Work to be completed
Search the records for "Přidat" and copy each line that holds it.

★ ★ ★ ★ ★

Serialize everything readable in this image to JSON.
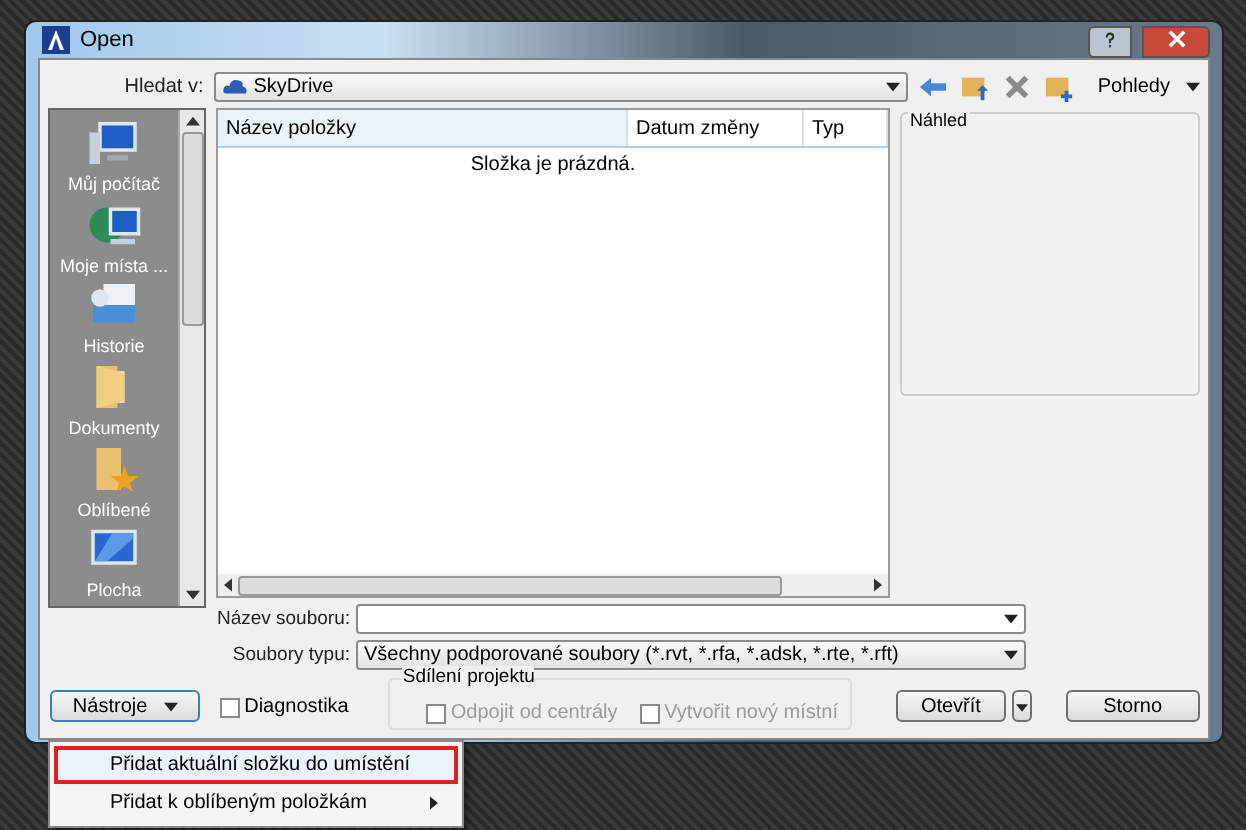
{
  "window": {
    "title": "Open"
  },
  "look_in": {
    "label": "Hledat v:",
    "value": "SkyDrive"
  },
  "toolbar": {
    "views_label": "Pohledy"
  },
  "places": [
    {
      "label": "Můj počítač"
    },
    {
      "label": "Moje místa ..."
    },
    {
      "label": "Historie"
    },
    {
      "label": "Dokumenty"
    },
    {
      "label": "Oblíbené"
    },
    {
      "label": "Plocha"
    }
  ],
  "file_list": {
    "columns": [
      "Název položky",
      "Datum změny",
      "Typ"
    ],
    "empty_message": "Složka je prázdná."
  },
  "preview": {
    "label": "Náhled"
  },
  "file_name": {
    "label": "Název souboru:"
  },
  "file_type": {
    "label": "Soubory typu:",
    "value": "Všechny podporované soubory  (*.rvt, *.rfa, *.adsk, *.rte, *.rft)"
  },
  "worksharing": {
    "title": "Sdílení projektu",
    "options": [
      {
        "label": "Odpojit od centrály",
        "checked": false,
        "disabled": true
      },
      {
        "label": "Vytvořit nový místní",
        "checked": false,
        "disabled": true
      }
    ]
  },
  "tools_button": "Nástroje",
  "diagnostics": {
    "label": "Diagnostika",
    "checked": false
  },
  "buttons": {
    "open": "Otevřít",
    "cancel": "Storno"
  },
  "tools_menu": [
    {
      "label": "Přidat aktuální složku do umístění",
      "selected": true,
      "submenu": false
    },
    {
      "label": "Přidat k oblíbeným položkám",
      "selected": false,
      "submenu": true
    }
  ]
}
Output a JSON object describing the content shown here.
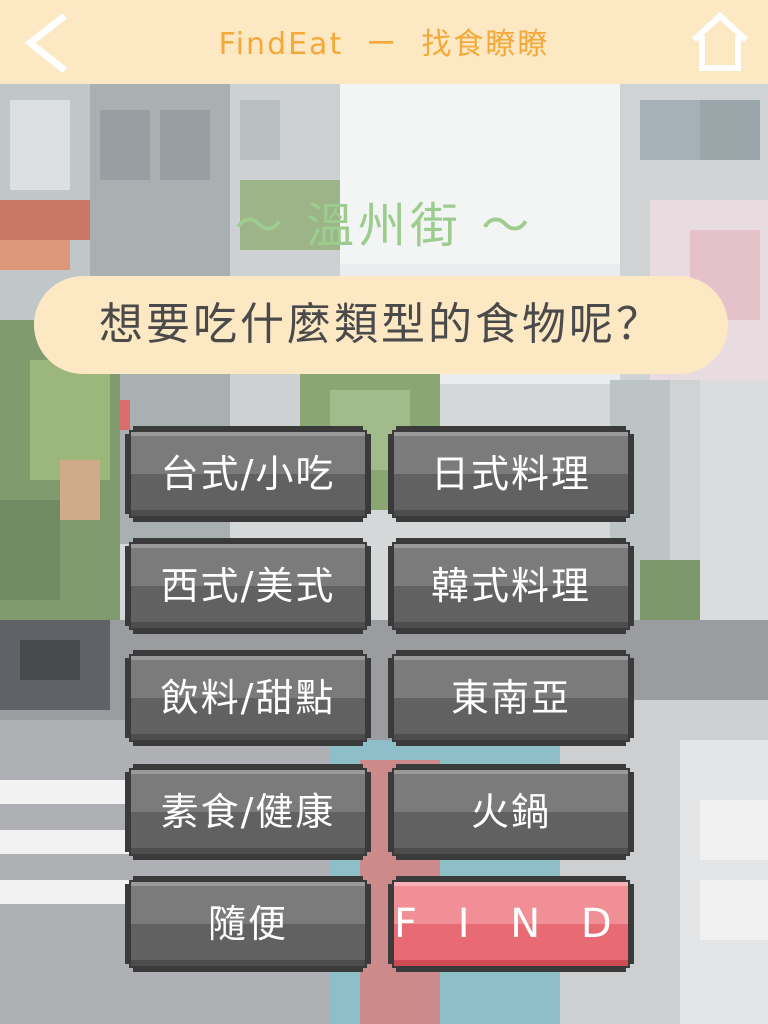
{
  "header": {
    "title": "FindEat  ー  找食瞭瞭",
    "back_icon": "back-chevron-icon",
    "home_icon": "home-icon",
    "background_color": "#fce8c3",
    "title_color": "#f4a93a"
  },
  "street": {
    "name": "～ 溫州街 ～",
    "color": "#9ccc8e"
  },
  "question": {
    "text": "想要吃什麼類型的食物呢？"
  },
  "categories": [
    {
      "label": "台式/小吃"
    },
    {
      "label": "日式料理"
    },
    {
      "label": "西式/美式"
    },
    {
      "label": "韓式料理"
    },
    {
      "label": "飲料/甜點"
    },
    {
      "label": "東南亞"
    },
    {
      "label": "素食/健康"
    },
    {
      "label": "火鍋"
    },
    {
      "label": "隨便"
    }
  ],
  "find_button": {
    "label": "F I N D !",
    "color": "#e86a73"
  }
}
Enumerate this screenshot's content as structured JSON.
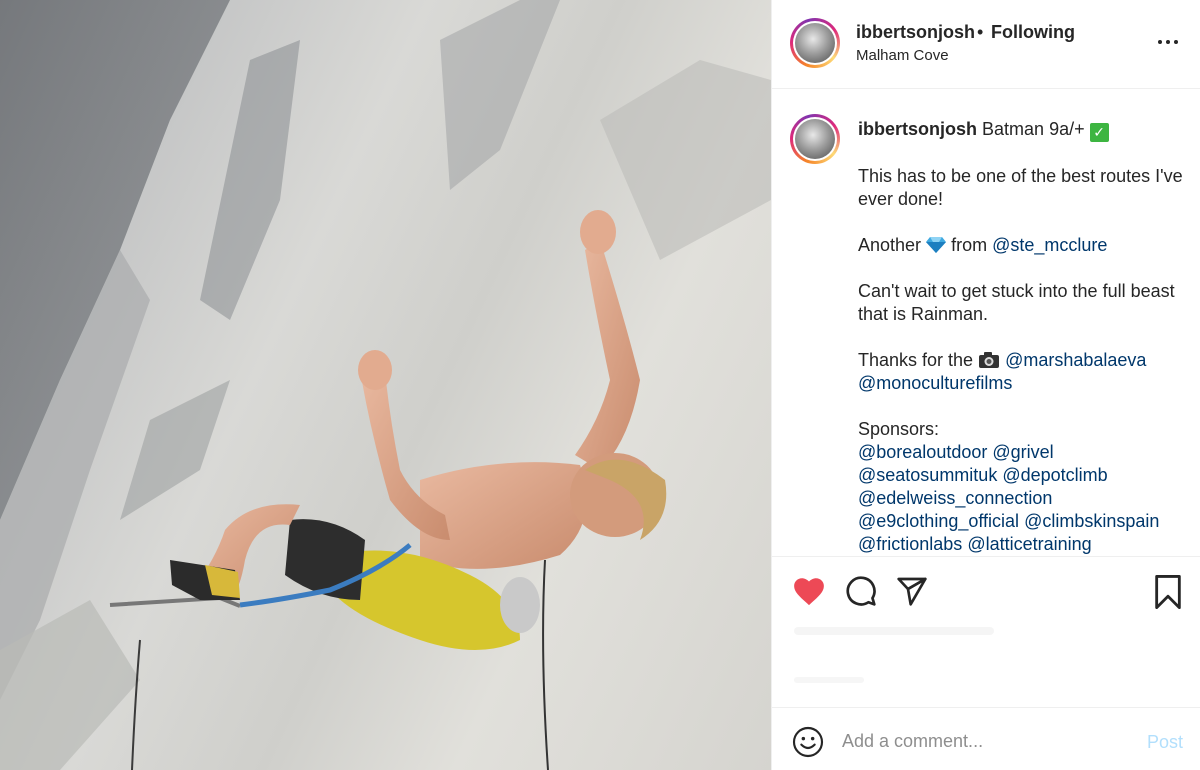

★ ★ ★ ★ ★

Answer to the exercise
      "label": "Přidat aktuální složku do umístění",
      "label": "Přidat k oblíbeným položkám",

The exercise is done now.